▸ Exercise directions: Tally the lines that hold the word "tier" and reply with that figure only.

▸ Stored rows:
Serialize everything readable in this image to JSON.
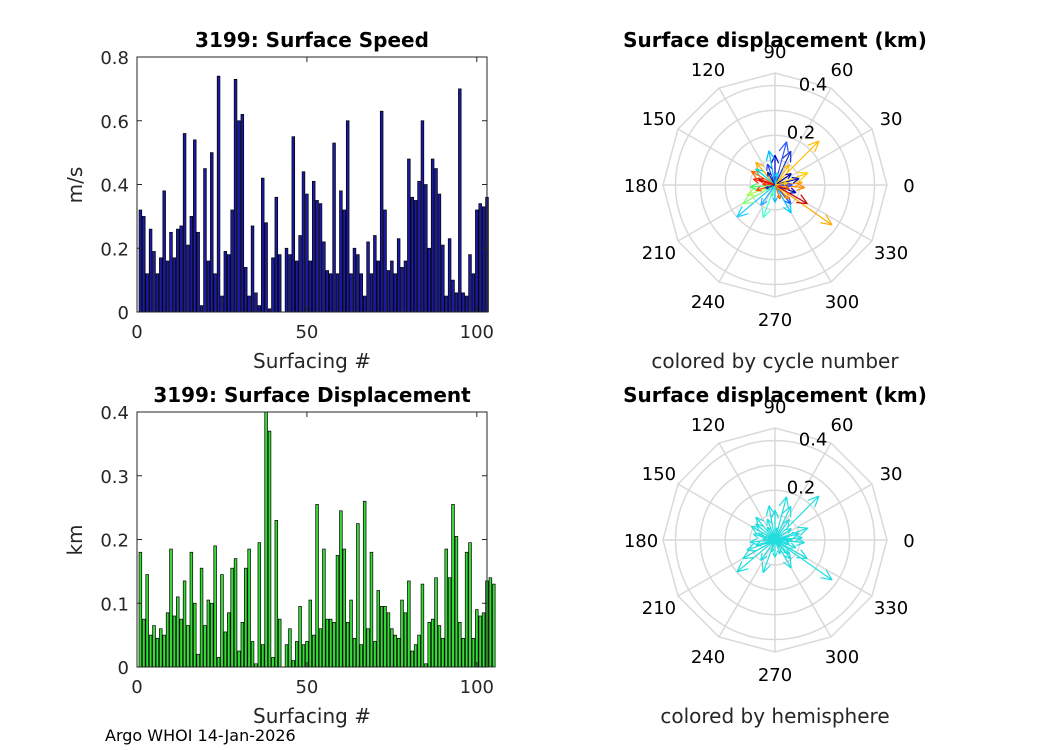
{
  "footer": "Argo WHOI 14-Jan-2026",
  "chart_data": [
    {
      "type": "bar",
      "title": "3199: Surface Speed",
      "xlabel": "Surfacing #",
      "ylabel": "m/s",
      "xlim": [
        0,
        103
      ],
      "ylim": [
        0,
        0.8
      ],
      "xticks": [
        "0",
        "50",
        "100"
      ],
      "yticks": [
        "0",
        "0.2",
        "0.4",
        "0.6",
        "0.8"
      ],
      "bar_color": "#1a1aa6",
      "values": [
        0.32,
        0.3,
        0.12,
        0.26,
        0.19,
        0.12,
        0.17,
        0.38,
        0.16,
        0.25,
        0.17,
        0.26,
        0.27,
        0.56,
        0.21,
        0.3,
        0.54,
        0.25,
        0.02,
        0.45,
        0.16,
        0.5,
        0.12,
        0.74,
        0.05,
        0.19,
        0.18,
        0.32,
        0.73,
        0.6,
        0.62,
        0.14,
        0.05,
        0.27,
        0.06,
        0.02,
        0.42,
        0.28,
        0.01,
        0.17,
        0.36,
        0.18,
        0.2,
        0.18,
        0.55,
        0.16,
        0.24,
        0.44,
        0.37,
        0.16,
        0.41,
        0.35,
        0.34,
        0.22,
        0.13,
        0.12,
        0.53,
        0.12,
        0.38,
        0.32,
        0.6,
        0.12,
        0.2,
        0.18,
        0.12,
        0.05,
        0.22,
        0.12,
        0.24,
        0.16,
        0.63,
        0.32,
        0.13,
        0.16,
        0.12,
        0.23,
        0.14,
        0.16,
        0.48,
        0.36,
        0.35,
        0.41,
        0.6,
        0.4,
        0.2,
        0.48,
        0.45,
        0.37,
        0.21,
        0.05,
        0.23,
        0.1,
        0.06,
        0.7,
        0.06,
        0.05,
        0.18,
        0.12,
        0.32,
        0.34,
        0.33,
        0.36
      ],
      "missing_after_index": 41
    },
    {
      "type": "bar",
      "title": "3199: Surface Displacement",
      "xlabel": "Surfacing #",
      "ylabel": "km",
      "xlim": [
        0,
        103
      ],
      "ylim": [
        0,
        0.4
      ],
      "xticks": [
        "0",
        "50",
        "100"
      ],
      "yticks": [
        "0",
        "0.1",
        "0.2",
        "0.3",
        "0.4"
      ],
      "bar_color": "#33dd33",
      "values": [
        0.18,
        0.075,
        0.145,
        0.05,
        0.065,
        0.045,
        0.06,
        0.05,
        0.085,
        0.185,
        0.08,
        0.11,
        0.075,
        0.135,
        0.065,
        0.18,
        0.1,
        0.02,
        0.155,
        0.065,
        0.105,
        0.1,
        0.19,
        0.015,
        0.145,
        0.055,
        0.085,
        0.155,
        0.17,
        0.025,
        0.07,
        0.155,
        0.185,
        0.04,
        0.005,
        0.195,
        0.035,
        0.4,
        0.37,
        0.015,
        0.23,
        0.075,
        0.035,
        0.06,
        0.01,
        0.04,
        0.095,
        0.035,
        0.04,
        0.105,
        0.05,
        0.255,
        0.06,
        0.185,
        0.075,
        0.075,
        0.07,
        0.175,
        0.245,
        0.185,
        0.07,
        0.105,
        0.045,
        0.225,
        0.035,
        0.26,
        0.06,
        0.18,
        0.04,
        0.12,
        0.095,
        0.095,
        0.085,
        0.06,
        0.05,
        0.045,
        0.105,
        0.085,
        0.135,
        0.025,
        0.035,
        0.05,
        0.13,
        0.005,
        0.07,
        0.075,
        0.14,
        0.065,
        0.045,
        0.185,
        0.14,
        0.255,
        0.205,
        0.07,
        0.045,
        0.18,
        0.195,
        0.045,
        0.09,
        0.08,
        0.085,
        0.135,
        0.14,
        0.13
      ],
      "missing_after_index": 41
    },
    {
      "type": "polar-compass",
      "title": "Surface displacement (km)",
      "caption": "colored by cycle number",
      "rmax": 0.45,
      "r_ticks": [
        "0.2",
        "0.4"
      ],
      "angle_labels": [
        "0",
        "30",
        "60",
        "90",
        "120",
        "150",
        "180",
        "210",
        "240",
        "270",
        "300",
        "330"
      ],
      "colormap": "jet",
      "arrows": [
        {
          "angle": 325,
          "r": 0.28,
          "color": "#ffaa00"
        },
        {
          "angle": 45,
          "r": 0.25,
          "color": "#ffbb00"
        },
        {
          "angle": 220,
          "r": 0.2,
          "color": "#22ccff"
        },
        {
          "angle": 65,
          "r": 0.15,
          "color": "#1133cc"
        },
        {
          "angle": 130,
          "r": 0.12,
          "color": "#ffaa00"
        },
        {
          "angle": 140,
          "r": 0.1,
          "color": "#00dddd"
        },
        {
          "angle": 150,
          "r": 0.11,
          "color": "#ff6600"
        },
        {
          "angle": 165,
          "r": 0.09,
          "color": "#ff2200"
        },
        {
          "angle": 20,
          "r": 0.14,
          "color": "#ffcc00"
        },
        {
          "angle": 5,
          "r": 0.11,
          "color": "#ffaa00"
        },
        {
          "angle": 355,
          "r": 0.12,
          "color": "#ff8800"
        },
        {
          "angle": 340,
          "r": 0.09,
          "color": "#0000aa"
        },
        {
          "angle": 310,
          "r": 0.1,
          "color": "#1155ff"
        },
        {
          "angle": 300,
          "r": 0.13,
          "color": "#00ccff"
        },
        {
          "angle": 250,
          "r": 0.14,
          "color": "#44ffcc"
        },
        {
          "angle": 200,
          "r": 0.12,
          "color": "#aaff44"
        },
        {
          "angle": 195,
          "r": 0.08,
          "color": "#ff4400"
        },
        {
          "angle": 185,
          "r": 0.1,
          "color": "#33ff66"
        },
        {
          "angle": 90,
          "r": 0.12,
          "color": "#0000cc"
        },
        {
          "angle": 100,
          "r": 0.14,
          "color": "#00bbff"
        },
        {
          "angle": 110,
          "r": 0.09,
          "color": "#2244dd"
        },
        {
          "angle": 75,
          "r": 0.18,
          "color": "#3355ff"
        },
        {
          "angle": 35,
          "r": 0.08,
          "color": "#0000aa"
        },
        {
          "angle": 15,
          "r": 0.1,
          "color": "#0011bb"
        },
        {
          "angle": 0,
          "r": 0.07,
          "color": "#3344ff"
        },
        {
          "angle": 330,
          "r": 0.15,
          "color": "#cc0000"
        },
        {
          "angle": 290,
          "r": 0.06,
          "color": "#ff6600"
        },
        {
          "angle": 235,
          "r": 0.1,
          "color": "#22aaff"
        },
        {
          "angle": 210,
          "r": 0.15,
          "color": "#88ff77"
        },
        {
          "angle": 175,
          "r": 0.05,
          "color": "#ff3300"
        },
        {
          "angle": 270,
          "r": 0.07,
          "color": "#00bbff"
        },
        {
          "angle": 55,
          "r": 0.1,
          "color": "#ffbb00"
        },
        {
          "angle": 120,
          "r": 0.06,
          "color": "#0022aa"
        },
        {
          "angle": 345,
          "r": 0.06,
          "color": "#ff5500"
        },
        {
          "angle": 10,
          "r": 0.05,
          "color": "#ffcc00"
        },
        {
          "angle": 80,
          "r": 0.05,
          "color": "#00ddff"
        },
        {
          "angle": 255,
          "r": 0.05,
          "color": "#55ffaa"
        },
        {
          "angle": 315,
          "r": 0.08,
          "color": "#ff8800"
        },
        {
          "angle": 160,
          "r": 0.07,
          "color": "#dd0000"
        },
        {
          "angle": 200,
          "r": 0.04,
          "color": "#0033cc"
        }
      ]
    },
    {
      "type": "polar-compass",
      "title": "Surface displacement (km)",
      "caption": "colored by hemisphere",
      "rmax": 0.45,
      "r_ticks": [
        "0.2",
        "0.4"
      ],
      "angle_labels": [
        "0",
        "30",
        "60",
        "90",
        "120",
        "150",
        "180",
        "210",
        "240",
        "270",
        "300",
        "330"
      ],
      "arrow_color": "#22dddd",
      "arrows": [
        {
          "angle": 325,
          "r": 0.28
        },
        {
          "angle": 45,
          "r": 0.25
        },
        {
          "angle": 220,
          "r": 0.2
        },
        {
          "angle": 65,
          "r": 0.15
        },
        {
          "angle": 130,
          "r": 0.12
        },
        {
          "angle": 140,
          "r": 0.1
        },
        {
          "angle": 150,
          "r": 0.11
        },
        {
          "angle": 165,
          "r": 0.09
        },
        {
          "angle": 20,
          "r": 0.14
        },
        {
          "angle": 5,
          "r": 0.11
        },
        {
          "angle": 355,
          "r": 0.12
        },
        {
          "angle": 340,
          "r": 0.09
        },
        {
          "angle": 310,
          "r": 0.1
        },
        {
          "angle": 300,
          "r": 0.13
        },
        {
          "angle": 250,
          "r": 0.14
        },
        {
          "angle": 200,
          "r": 0.12
        },
        {
          "angle": 195,
          "r": 0.08
        },
        {
          "angle": 185,
          "r": 0.1
        },
        {
          "angle": 90,
          "r": 0.12
        },
        {
          "angle": 100,
          "r": 0.14
        },
        {
          "angle": 110,
          "r": 0.09
        },
        {
          "angle": 75,
          "r": 0.18
        },
        {
          "angle": 35,
          "r": 0.08
        },
        {
          "angle": 15,
          "r": 0.1
        },
        {
          "angle": 0,
          "r": 0.07
        },
        {
          "angle": 330,
          "r": 0.15
        },
        {
          "angle": 290,
          "r": 0.06
        },
        {
          "angle": 235,
          "r": 0.1
        },
        {
          "angle": 210,
          "r": 0.15
        },
        {
          "angle": 175,
          "r": 0.05
        },
        {
          "angle": 270,
          "r": 0.07
        },
        {
          "angle": 55,
          "r": 0.1
        },
        {
          "angle": 120,
          "r": 0.06
        },
        {
          "angle": 345,
          "r": 0.06
        },
        {
          "angle": 10,
          "r": 0.05
        },
        {
          "angle": 80,
          "r": 0.05
        },
        {
          "angle": 255,
          "r": 0.05
        },
        {
          "angle": 315,
          "r": 0.08
        },
        {
          "angle": 160,
          "r": 0.07
        },
        {
          "angle": 200,
          "r": 0.04
        }
      ]
    }
  ]
}
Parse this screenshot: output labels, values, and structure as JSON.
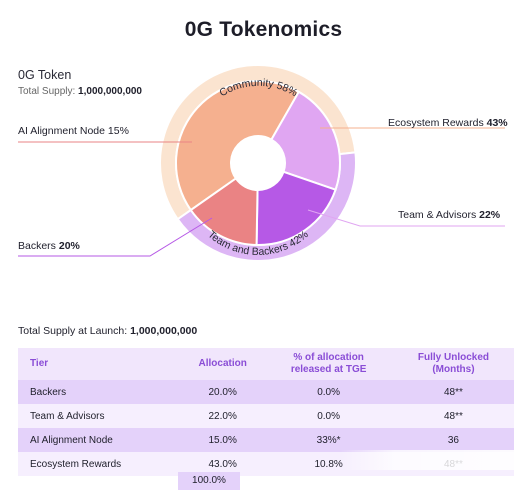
{
  "title": "0G Tokenomics",
  "token": {
    "name": "0G Token",
    "supply_label": "Total Supply: ",
    "supply_value": "1,000,000,000"
  },
  "colors": {
    "community": "#f5b08f",
    "ai_node": "#ea8384",
    "backers": "#b659e6",
    "team": "#e0a6f2",
    "ring_community": "#fbe4d0",
    "ring_team_backers": "#ddb6f5",
    "header_text": "#8a4dd6"
  },
  "chart_data": {
    "type": "pie",
    "categories": [
      "Ecosystem Rewards",
      "AI Alignment Node",
      "Backers",
      "Team & Advisors"
    ],
    "values": [
      43,
      15,
      20,
      22
    ],
    "outer_groups": [
      {
        "label": "Community 58%",
        "value": 58
      },
      {
        "label": "Team and Backers 42%",
        "value": 42
      }
    ],
    "labels": [
      {
        "name": "AI Alignment Node",
        "pct": "15%"
      },
      {
        "name": "Backers",
        "pct": "20%"
      },
      {
        "name": "Ecosystem Rewards",
        "pct": "43%"
      },
      {
        "name": "Team & Advisors",
        "pct": "22%"
      }
    ]
  },
  "launch": {
    "label": "Total Supply at Launch: ",
    "value": "1,000,000,000"
  },
  "table": {
    "headers": {
      "tier": "Tier",
      "allocation": "Allocation",
      "tge_1": "% of allocation",
      "tge_2": "released at TGE",
      "unlock_1": "Fully Unlocked",
      "unlock_2": "(Months)"
    },
    "rows": [
      {
        "tier": "Backers",
        "allocation": "20.0%",
        "tge": "0.0%",
        "unlock": "48**"
      },
      {
        "tier": "Team & Advisors",
        "allocation": "22.0%",
        "tge": "0.0%",
        "unlock": "48**"
      },
      {
        "tier": "AI Alignment Node",
        "allocation": "15.0%",
        "tge": "33%*",
        "unlock": "36"
      },
      {
        "tier": "Ecosystem Rewards",
        "allocation": "43.0%",
        "tge": "10.8%",
        "unlock": "48**"
      }
    ],
    "total": "100.0%"
  }
}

▸ Solution to this task: 5